- Brief:
Filter this data down to the lines that hold "моносахаридів", and copy them.

- Materials provided:
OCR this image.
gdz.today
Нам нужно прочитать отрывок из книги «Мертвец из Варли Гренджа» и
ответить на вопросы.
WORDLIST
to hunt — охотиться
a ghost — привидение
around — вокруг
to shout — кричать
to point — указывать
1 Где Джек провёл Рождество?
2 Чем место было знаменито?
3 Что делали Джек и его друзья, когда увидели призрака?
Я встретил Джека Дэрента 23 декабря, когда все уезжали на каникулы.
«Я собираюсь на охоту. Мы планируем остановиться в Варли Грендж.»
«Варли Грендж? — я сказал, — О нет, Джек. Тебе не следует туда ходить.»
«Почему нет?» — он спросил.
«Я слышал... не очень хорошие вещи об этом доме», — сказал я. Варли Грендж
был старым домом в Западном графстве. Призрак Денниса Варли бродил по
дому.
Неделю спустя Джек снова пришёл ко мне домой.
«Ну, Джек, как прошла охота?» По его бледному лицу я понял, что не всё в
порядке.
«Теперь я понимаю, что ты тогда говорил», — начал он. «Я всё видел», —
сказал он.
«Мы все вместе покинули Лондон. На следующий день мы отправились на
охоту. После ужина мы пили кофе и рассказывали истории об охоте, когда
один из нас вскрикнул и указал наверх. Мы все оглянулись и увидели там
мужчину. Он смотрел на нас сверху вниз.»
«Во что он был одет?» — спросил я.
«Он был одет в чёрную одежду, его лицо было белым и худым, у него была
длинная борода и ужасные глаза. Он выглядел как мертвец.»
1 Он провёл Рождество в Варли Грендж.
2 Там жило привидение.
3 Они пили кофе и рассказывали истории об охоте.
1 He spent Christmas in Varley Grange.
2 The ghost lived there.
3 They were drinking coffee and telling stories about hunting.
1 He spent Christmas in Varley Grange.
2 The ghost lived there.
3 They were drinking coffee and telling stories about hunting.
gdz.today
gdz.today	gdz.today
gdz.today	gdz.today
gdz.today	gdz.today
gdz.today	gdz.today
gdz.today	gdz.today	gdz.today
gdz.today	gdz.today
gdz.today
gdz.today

---

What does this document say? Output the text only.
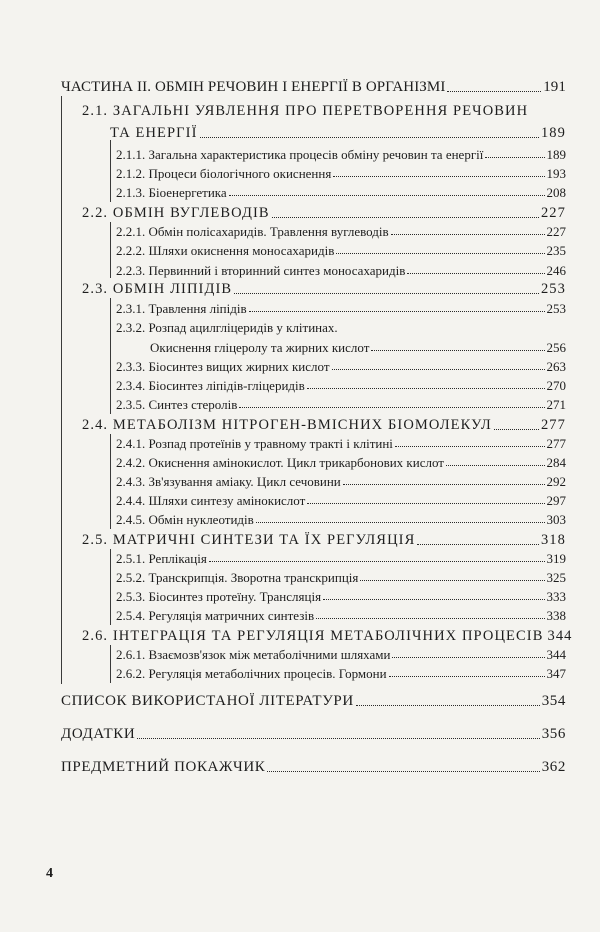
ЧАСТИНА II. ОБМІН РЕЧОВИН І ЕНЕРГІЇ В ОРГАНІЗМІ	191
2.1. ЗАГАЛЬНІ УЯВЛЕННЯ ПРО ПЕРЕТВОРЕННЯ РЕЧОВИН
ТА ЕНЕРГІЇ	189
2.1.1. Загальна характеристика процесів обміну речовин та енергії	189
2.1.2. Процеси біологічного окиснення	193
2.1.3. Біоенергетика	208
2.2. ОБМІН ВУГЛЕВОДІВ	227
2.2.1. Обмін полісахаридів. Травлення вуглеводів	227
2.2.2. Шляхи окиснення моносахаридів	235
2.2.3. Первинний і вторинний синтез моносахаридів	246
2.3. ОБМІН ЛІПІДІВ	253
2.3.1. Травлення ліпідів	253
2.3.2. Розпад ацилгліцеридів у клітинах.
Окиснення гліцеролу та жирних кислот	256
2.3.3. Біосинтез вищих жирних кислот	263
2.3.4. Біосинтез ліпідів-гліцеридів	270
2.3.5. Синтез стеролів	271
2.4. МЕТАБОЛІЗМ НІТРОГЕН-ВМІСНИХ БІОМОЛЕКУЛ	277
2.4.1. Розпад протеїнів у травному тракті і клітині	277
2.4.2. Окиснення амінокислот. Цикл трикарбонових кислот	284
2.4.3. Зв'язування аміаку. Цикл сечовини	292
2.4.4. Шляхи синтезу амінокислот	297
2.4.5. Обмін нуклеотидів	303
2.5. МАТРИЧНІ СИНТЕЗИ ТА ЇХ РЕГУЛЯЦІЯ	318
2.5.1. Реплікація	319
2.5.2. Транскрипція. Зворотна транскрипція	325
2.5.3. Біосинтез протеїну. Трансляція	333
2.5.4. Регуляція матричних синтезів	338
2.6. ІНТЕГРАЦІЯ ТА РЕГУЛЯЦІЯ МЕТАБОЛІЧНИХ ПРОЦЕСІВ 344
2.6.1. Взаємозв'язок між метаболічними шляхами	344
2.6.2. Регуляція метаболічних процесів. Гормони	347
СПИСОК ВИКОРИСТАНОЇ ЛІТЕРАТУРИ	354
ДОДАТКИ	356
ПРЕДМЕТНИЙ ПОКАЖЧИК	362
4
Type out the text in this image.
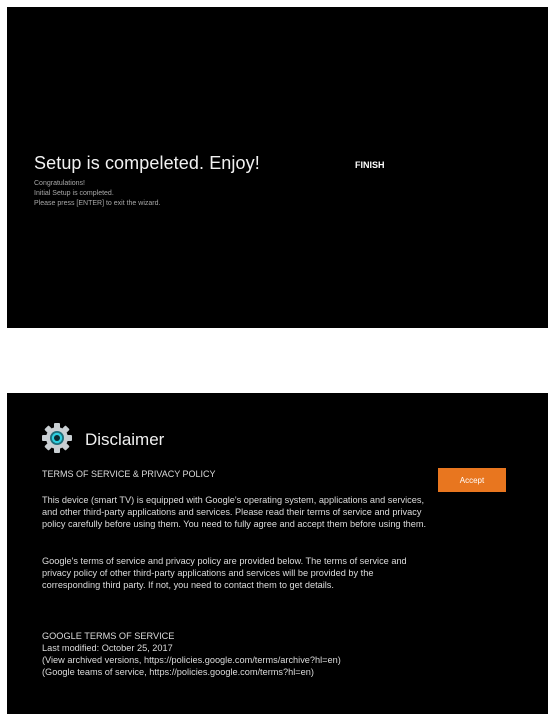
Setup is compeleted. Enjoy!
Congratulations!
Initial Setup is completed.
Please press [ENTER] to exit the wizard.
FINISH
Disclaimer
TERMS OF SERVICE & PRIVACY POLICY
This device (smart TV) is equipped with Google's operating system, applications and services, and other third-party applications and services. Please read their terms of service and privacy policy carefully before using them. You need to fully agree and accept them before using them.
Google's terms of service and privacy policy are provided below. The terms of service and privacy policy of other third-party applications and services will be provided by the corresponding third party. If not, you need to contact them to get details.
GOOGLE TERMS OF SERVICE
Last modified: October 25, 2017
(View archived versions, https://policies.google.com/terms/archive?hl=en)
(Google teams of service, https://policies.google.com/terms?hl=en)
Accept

- Task output:
2.2.2. Шляхи окиснення моносахаридів	235
2.2.3. Первинний і вторинний синтез моносахаридів	246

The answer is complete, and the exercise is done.